Begin EXCERPTED PASSAGE
Project Description

High coastal population growth rates, with associated water demand and environmental changes including climate change are putting enormous pressure on coastal groundwater resources. Groundwater is more resilient to increasing climatic extremes, and is the only source of water during droughts, but if over-extracted, is vulnerable to depletion and underground salinisation from the ocean.

In East Africa (EA), increased birth rates, development and migration from inland areas have increased demand for water and land leading to poor sanitation and water supply. Groundwater is often the only year-long reliable source of freshwater essential for sanitation, agriculture, and consumption but saline intrusion causes long-term contamination.

The UNESCO World Heritage property of Kilwa Kisiwani (KK), a small island off the coast of Tanzania, was once a particularly celebrated maritime city-state which dominated a large part of the Swahili coast during the late medieval period. KK was then a prosperous city with many mosques and palaces, described by the 14th-century explorer Ibn Battuta as, ‘the most beautiful of cities and elegantly built’. Various authors record KK had a population of between 4,000 and 30,000 in the 16th-century, which had declined to ~1,000 by the 19th-century, but is currently rising again to over ~1,200 people.
End EXCERPTED PASSAGE
[WRITTEN EXERCISE 1]: Quote the coastal groundwater project description word for word, starting at "High coastal population" and ending at "from the ocean.".
[WRITTEN EXERCISE 2]: Continue the coastal groundwater project description from its final sentence.
Begin DATASET RECORDS
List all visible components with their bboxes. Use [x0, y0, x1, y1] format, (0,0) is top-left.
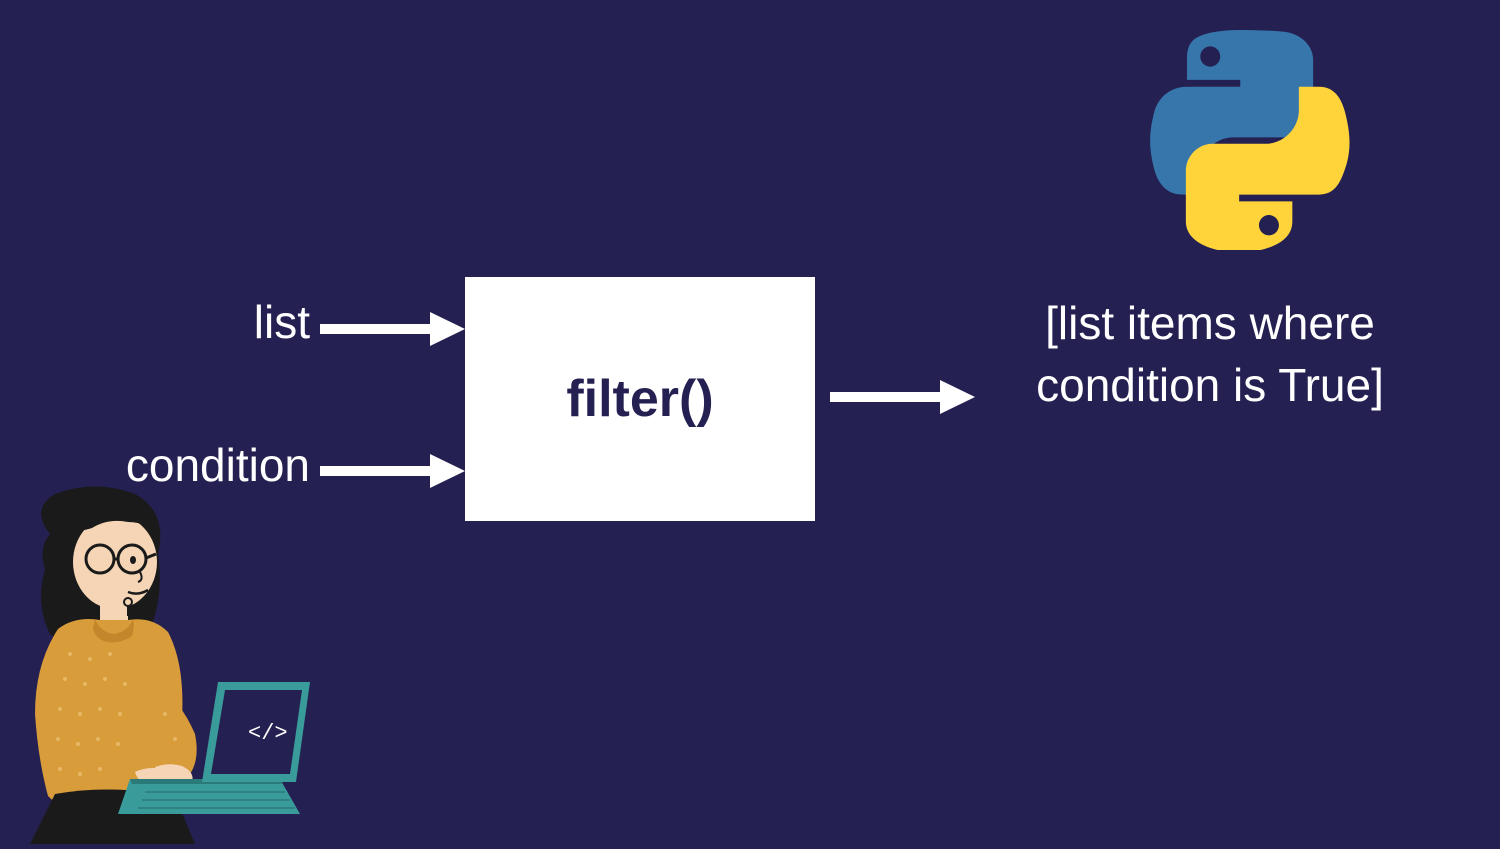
filter-function-box: filter()	[465, 277, 815, 521]
arrow-list-icon	[320, 310, 465, 353]
person-with-laptop-icon: </>	[0, 484, 320, 844]
python-logo-icon	[1130, 30, 1350, 250]
output-description: [list items where condition is True]	[990, 292, 1430, 416]
filter-function-label: filter()	[566, 369, 713, 429]
arrow-condition-icon	[320, 452, 465, 495]
input-list-label: list	[120, 295, 310, 349]
svg-text:</>: </>	[248, 721, 288, 746]
arrow-output-icon	[830, 378, 975, 421]
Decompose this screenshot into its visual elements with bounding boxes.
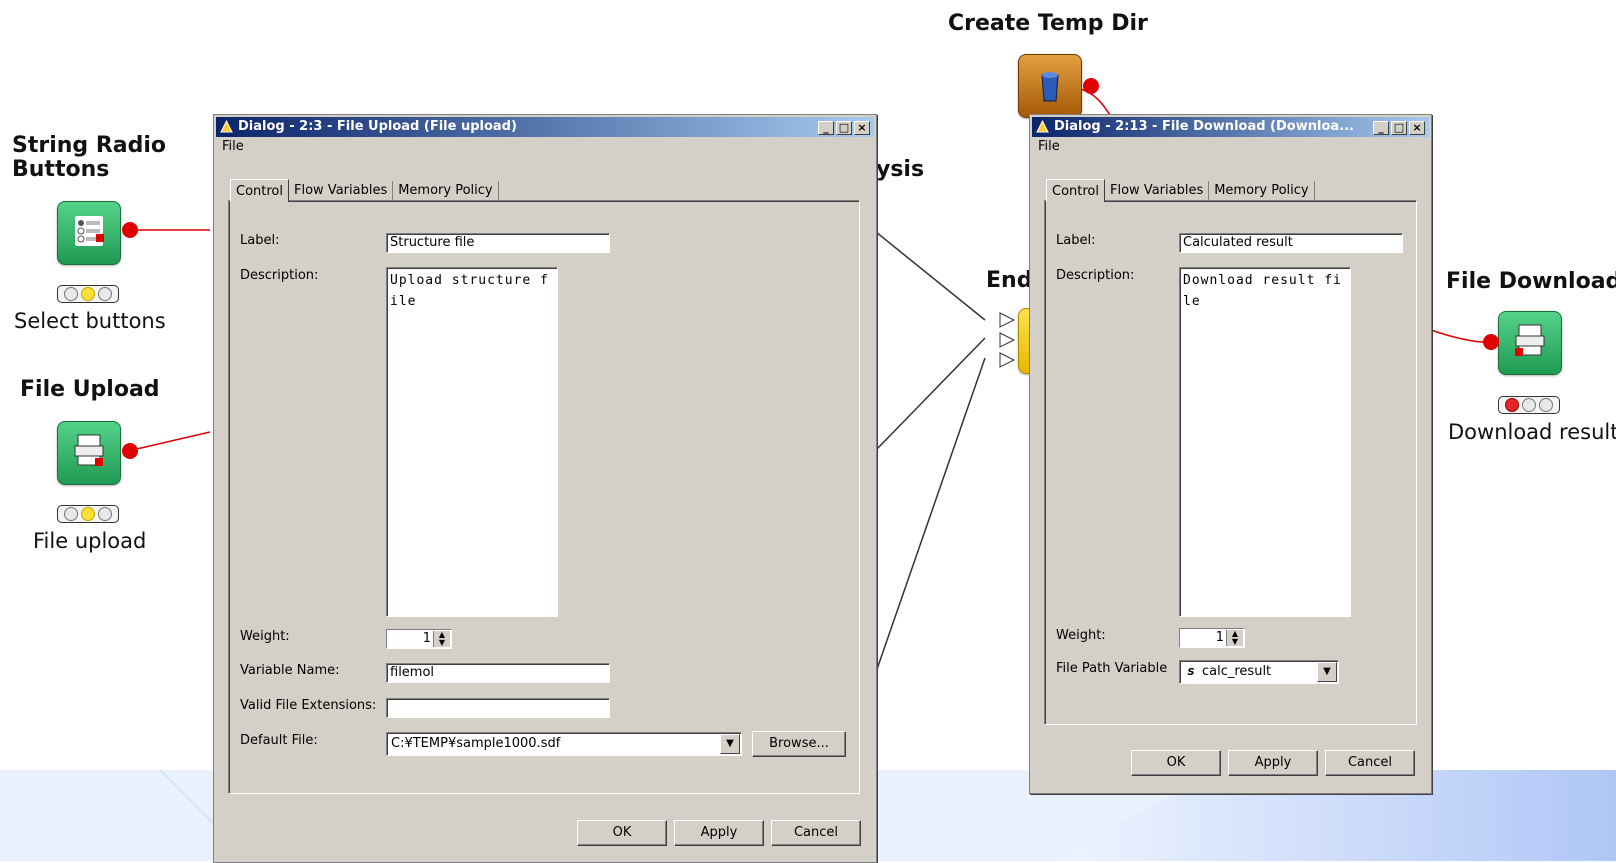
End DATASET RECORDS
[ANSWER 1]:
High coastal population growth rates, with associated water demand and environmental changes including climate change are putting enormous pressure on coastal groundwater resources. Groundwater is more resilient to increasing climatic extremes, and is the only source of water during droughts, but if over-extracted, is vulnerable to depletion and underground salinisation from the ocean.

[ANSWER 2]:
Archaeological evidence suggests that, after some time, the island’s freshwater could no longer sustain the sultan’s palaces, pilgrims to the mosques and seafaring traders. Today, the island has the remains of at least 17 stone-wells, most of which are abandoned or too salty to drink. Three are still in use though have higher levels of salinity than on the mainland. Previous well excavations on KK have shown the water table to be up to 2m higher in the 14th-century.

The multidisciplinary project will investigate how availability and quality of freshwater from wells contributed to the decline of KK at different stages of its history, and how water management can alleviate water shortages allowing local development of the EA coast and island communities.

The candidate will develop conceptual and numerical models of the freshwater aquifer of KK Island and surrounding coast, which will be used to analyse historic, present and possible future climate and demographic scenarios, including water use scenarios affecting KK during different periods of climate and prosperity, and to identify how much water can be taken from wells during rainy and dry seasons before the water becomes too saline. They will learn from and guide local people in freshwater management to determine good practice in coastal areas along the EA coast. The models will build on and integrate the extensive hydrological (groundwater levels, salinity, geophysics) and archaeological (well mapping, well use) data collected as part of previous research by the supervisory team, expand them through additional seasonal surveys.

The project would suit a numerate scientist with a first degree in earth science, hydrogeology, environmental science or a related discipline. The student will be a member of a vibrant team of PhD researchers at the host Universities and will gain hydrogeological fieldwork and modelling skills, relevant for industry or academic careers.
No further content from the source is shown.